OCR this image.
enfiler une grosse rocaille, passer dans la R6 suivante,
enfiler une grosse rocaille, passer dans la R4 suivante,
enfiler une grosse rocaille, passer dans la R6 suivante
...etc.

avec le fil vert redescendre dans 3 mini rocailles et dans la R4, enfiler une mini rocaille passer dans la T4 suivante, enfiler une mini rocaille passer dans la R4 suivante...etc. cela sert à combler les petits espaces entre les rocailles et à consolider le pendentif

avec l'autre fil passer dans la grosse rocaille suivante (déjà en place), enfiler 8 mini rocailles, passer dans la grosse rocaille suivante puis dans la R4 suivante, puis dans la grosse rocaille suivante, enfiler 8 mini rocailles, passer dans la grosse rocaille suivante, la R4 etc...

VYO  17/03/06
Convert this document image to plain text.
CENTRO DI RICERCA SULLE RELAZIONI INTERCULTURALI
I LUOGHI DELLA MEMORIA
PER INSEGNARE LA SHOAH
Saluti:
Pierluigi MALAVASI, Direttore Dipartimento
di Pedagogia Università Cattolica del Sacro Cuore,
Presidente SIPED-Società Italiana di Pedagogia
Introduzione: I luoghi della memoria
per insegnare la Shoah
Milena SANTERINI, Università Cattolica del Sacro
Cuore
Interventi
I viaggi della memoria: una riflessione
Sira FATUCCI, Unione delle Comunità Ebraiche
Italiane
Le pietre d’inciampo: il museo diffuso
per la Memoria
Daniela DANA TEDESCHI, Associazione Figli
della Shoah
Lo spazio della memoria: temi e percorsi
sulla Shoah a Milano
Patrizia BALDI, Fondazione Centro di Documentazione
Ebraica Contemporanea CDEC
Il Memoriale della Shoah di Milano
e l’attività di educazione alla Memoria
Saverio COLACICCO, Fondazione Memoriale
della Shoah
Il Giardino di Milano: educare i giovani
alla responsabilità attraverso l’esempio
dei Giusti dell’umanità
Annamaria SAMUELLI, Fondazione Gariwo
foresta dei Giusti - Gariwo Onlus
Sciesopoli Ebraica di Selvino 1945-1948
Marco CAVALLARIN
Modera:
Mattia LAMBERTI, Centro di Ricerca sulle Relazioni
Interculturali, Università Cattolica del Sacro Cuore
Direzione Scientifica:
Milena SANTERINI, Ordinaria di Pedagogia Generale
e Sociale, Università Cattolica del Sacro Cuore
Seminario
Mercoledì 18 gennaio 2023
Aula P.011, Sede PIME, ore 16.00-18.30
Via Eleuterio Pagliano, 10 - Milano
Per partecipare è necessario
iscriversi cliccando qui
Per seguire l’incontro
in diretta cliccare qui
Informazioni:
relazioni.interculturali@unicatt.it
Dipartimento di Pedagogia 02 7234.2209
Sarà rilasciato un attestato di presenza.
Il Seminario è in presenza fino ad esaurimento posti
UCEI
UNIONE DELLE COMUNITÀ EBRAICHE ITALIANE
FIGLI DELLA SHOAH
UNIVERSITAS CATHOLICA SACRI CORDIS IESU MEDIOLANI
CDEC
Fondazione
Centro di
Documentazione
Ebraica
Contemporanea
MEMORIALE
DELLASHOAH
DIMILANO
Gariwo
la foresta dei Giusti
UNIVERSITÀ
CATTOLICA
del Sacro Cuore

§ §

WHAT YOU HAVE TO DO
Your task is to quote the listing above word for word.

THE RESULT
OCR this image.
enfiler une grosse rocaille, passer dans la R6 suivante,
enfiler une grosse rocaille, passer dans la R4 suivante,
enfiler une grosse rocaille, passer dans la R6 suivante
...etc.

avec le fil vert redescendre dans 3 mini rocailles et dans la R4, enfiler une mini rocaille passer dans la T4 suivante, enfiler une mini rocaille passer dans la R4 suivante...etc. cela sert à combler les petits espaces entre les rocailles et à consolider le pendentif

avec l'autre fil passer dans la grosse rocaille suivante (déjà en place), enfiler 8 mini rocailles, passer dans la grosse rocaille suivante puis dans la R4 suivante, puis dans la grosse rocaille suivante, enfiler 8 mini rocailles, passer dans la grosse rocaille suivante, la R4 etc...

VYO  17/03/06
Convert this document image to plain text.
CENTRO DI RICERCA SULLE RELAZIONI INTERCULTURALI
I LUOGHI DELLA MEMORIA
PER INSEGNARE LA SHOAH
Saluti:
Pierluigi MALAVASI, Direttore Dipartimento
di Pedagogia Università Cattolica del Sacro Cuore,
Presidente SIPED-Società Italiana di Pedagogia
Introduzione: I luoghi della memoria
per insegnare la Shoah
Milena SANTERINI, Università Cattolica del Sacro
Cuore
Interventi
I viaggi della memoria: una riflessione
Sira FATUCCI, Unione delle Comunità Ebraiche
Italiane
Le pietre d’inciampo: il museo diffuso
per la Memoria
Daniela DANA TEDESCHI, Associazione Figli
della Shoah
Lo spazio della memoria: temi e percorsi
sulla Shoah a Milano
Patrizia BALDI, Fondazione Centro di Documentazione
Ebraica Contemporanea CDEC
Il Memoriale della Shoah di Milano
e l’attività di educazione alla Memoria
Saverio COLACICCO, Fondazione Memoriale
della Shoah
Il Giardino di Milano: educare i giovani
alla responsabilità attraverso l’esempio
dei Giusti dell’umanità
Annamaria SAMUELLI, Fondazione Gariwo
foresta dei Giusti - Gariwo Onlus
Sciesopoli Ebraica di Selvino 1945-1948
Marco CAVALLARIN
Modera:
Mattia LAMBERTI, Centro di Ricerca sulle Relazioni
Interculturali, Università Cattolica del Sacro Cuore
Direzione Scientifica:
Milena SANTERINI, Ordinaria di Pedagogia Generale
e Sociale, Università Cattolica del Sacro Cuore
Seminario
Mercoledì 18 gennaio 2023
Aula P.011, Sede PIME, ore 16.00-18.30
Via Eleuterio Pagliano, 10 - Milano
Per partecipare è necessario
iscriversi cliccando qui
Per seguire l’incontro
in diretta cliccare qui
Informazioni:
relazioni.interculturali@unicatt.it
Dipartimento di Pedagogia 02 7234.2209
Sarà rilasciato un attestato di presenza.
Il Seminario è in presenza fino ad esaurimento posti
UCEI
UNIONE DELLE COMUNITÀ EBRAICHE ITALIANE
FIGLI DELLA SHOAH
UNIVERSITAS CATHOLICA SACRI CORDIS IESU MEDIOLANI
CDEC
Fondazione
Centro di
Documentazione
Ebraica
Contemporanea
MEMORIALE
DELLASHOAH
DIMILANO
Gariwo
la foresta dei Giusti
UNIVERSITÀ
CATTOLICA
del Sacro Cuore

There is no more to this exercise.